**Written exercise**
Which lines in the records below contain the word "character"? Copy each one out.

[Begin]

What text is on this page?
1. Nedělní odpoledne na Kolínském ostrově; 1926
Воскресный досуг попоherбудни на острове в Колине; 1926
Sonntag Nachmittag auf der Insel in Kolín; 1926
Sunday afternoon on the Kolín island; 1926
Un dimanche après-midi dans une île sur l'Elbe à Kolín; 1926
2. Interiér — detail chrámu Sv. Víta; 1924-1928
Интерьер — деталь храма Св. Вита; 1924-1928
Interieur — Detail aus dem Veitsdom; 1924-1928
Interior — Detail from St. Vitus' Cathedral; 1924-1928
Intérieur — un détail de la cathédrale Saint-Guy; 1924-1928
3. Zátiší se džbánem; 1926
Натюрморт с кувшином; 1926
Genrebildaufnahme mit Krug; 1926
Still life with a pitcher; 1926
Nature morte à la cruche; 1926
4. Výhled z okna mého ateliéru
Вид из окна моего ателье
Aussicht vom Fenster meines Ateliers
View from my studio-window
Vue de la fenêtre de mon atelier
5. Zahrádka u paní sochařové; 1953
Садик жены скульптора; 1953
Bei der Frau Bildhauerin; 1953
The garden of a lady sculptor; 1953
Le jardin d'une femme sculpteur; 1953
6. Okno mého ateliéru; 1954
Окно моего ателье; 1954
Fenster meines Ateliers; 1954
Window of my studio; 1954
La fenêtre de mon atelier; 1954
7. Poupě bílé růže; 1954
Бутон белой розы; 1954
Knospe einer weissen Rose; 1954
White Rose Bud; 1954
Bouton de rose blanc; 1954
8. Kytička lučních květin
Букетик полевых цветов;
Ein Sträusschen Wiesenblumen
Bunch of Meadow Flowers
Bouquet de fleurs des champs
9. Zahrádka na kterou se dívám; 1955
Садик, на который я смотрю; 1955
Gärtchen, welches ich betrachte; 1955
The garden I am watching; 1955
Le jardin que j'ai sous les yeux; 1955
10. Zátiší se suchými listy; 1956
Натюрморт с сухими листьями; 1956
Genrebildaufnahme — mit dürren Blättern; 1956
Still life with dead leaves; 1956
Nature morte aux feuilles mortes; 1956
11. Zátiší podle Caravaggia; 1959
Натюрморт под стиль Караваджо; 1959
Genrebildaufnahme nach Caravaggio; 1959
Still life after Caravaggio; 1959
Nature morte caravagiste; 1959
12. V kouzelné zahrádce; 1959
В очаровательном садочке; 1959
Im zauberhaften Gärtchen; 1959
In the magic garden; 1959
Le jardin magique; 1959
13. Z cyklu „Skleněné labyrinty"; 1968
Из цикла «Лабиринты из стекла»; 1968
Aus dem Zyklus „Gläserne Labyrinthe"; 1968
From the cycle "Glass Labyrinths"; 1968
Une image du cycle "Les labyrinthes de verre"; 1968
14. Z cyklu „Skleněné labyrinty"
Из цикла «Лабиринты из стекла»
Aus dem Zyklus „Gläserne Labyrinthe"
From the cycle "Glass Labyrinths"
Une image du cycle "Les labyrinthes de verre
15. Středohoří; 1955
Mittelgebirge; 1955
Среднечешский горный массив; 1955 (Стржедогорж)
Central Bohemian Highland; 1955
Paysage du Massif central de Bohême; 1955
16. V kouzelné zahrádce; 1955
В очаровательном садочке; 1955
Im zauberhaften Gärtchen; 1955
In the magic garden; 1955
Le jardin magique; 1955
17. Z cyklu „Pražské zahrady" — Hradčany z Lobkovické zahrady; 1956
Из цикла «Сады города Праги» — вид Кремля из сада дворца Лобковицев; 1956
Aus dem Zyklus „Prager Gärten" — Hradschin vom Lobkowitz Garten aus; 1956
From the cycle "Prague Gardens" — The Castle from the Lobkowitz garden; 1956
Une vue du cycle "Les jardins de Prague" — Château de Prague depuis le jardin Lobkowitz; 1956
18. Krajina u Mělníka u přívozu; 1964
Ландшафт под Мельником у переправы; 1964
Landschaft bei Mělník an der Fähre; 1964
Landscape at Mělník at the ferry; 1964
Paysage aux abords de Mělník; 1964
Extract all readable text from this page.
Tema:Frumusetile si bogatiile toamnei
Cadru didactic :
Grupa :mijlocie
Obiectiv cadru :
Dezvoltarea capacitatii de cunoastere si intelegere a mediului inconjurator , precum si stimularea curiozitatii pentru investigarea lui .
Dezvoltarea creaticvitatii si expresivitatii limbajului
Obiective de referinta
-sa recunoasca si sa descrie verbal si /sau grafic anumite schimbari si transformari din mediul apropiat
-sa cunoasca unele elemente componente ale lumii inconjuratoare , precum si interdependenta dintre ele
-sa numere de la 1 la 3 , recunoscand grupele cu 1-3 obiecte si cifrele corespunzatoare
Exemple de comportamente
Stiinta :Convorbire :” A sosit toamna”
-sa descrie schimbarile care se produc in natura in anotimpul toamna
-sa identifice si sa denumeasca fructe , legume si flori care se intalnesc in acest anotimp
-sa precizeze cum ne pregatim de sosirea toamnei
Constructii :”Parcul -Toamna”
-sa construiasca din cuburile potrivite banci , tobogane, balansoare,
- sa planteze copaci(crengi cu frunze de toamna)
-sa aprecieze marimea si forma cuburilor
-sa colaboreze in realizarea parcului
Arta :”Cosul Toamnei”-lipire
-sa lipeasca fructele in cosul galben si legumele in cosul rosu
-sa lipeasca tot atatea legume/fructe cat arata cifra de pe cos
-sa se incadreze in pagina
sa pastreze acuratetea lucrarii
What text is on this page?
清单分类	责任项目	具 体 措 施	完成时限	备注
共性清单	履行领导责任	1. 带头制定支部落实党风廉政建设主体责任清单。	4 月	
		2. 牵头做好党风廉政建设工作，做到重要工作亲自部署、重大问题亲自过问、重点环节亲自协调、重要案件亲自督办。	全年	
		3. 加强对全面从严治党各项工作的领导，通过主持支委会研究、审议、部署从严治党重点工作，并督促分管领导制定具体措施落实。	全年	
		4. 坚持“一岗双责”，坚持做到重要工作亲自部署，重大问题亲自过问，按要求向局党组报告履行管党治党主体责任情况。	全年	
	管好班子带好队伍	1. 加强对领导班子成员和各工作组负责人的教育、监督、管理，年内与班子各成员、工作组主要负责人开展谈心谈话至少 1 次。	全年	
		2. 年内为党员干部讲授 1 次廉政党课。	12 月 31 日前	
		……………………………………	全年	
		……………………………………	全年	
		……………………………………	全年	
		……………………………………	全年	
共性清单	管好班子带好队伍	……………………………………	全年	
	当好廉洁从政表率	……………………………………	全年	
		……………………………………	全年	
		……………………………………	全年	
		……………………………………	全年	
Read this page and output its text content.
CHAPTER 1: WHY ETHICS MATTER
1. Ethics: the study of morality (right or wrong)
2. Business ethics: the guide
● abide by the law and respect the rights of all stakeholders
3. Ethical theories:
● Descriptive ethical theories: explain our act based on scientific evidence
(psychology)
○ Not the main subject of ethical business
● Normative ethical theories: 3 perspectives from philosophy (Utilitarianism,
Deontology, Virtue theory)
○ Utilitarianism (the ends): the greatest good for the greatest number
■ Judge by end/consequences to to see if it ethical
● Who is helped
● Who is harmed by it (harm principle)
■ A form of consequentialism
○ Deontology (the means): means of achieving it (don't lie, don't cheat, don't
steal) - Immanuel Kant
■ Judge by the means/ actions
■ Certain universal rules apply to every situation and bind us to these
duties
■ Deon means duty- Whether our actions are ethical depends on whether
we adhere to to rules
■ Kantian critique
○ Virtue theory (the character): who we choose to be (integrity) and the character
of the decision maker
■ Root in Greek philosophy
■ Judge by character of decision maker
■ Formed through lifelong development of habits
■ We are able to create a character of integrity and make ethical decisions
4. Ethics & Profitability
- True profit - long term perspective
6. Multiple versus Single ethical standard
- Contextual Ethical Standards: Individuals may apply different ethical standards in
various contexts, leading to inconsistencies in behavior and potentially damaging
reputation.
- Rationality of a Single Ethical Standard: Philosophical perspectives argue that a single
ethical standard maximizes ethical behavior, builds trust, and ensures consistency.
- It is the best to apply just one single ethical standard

[End]

**Output for this exercise**
○ Virtue theory (the character): who we choose to be (integrity) and the character
■ Judge by character of decision maker
■ We are able to create a character of integrity and make ethical decisions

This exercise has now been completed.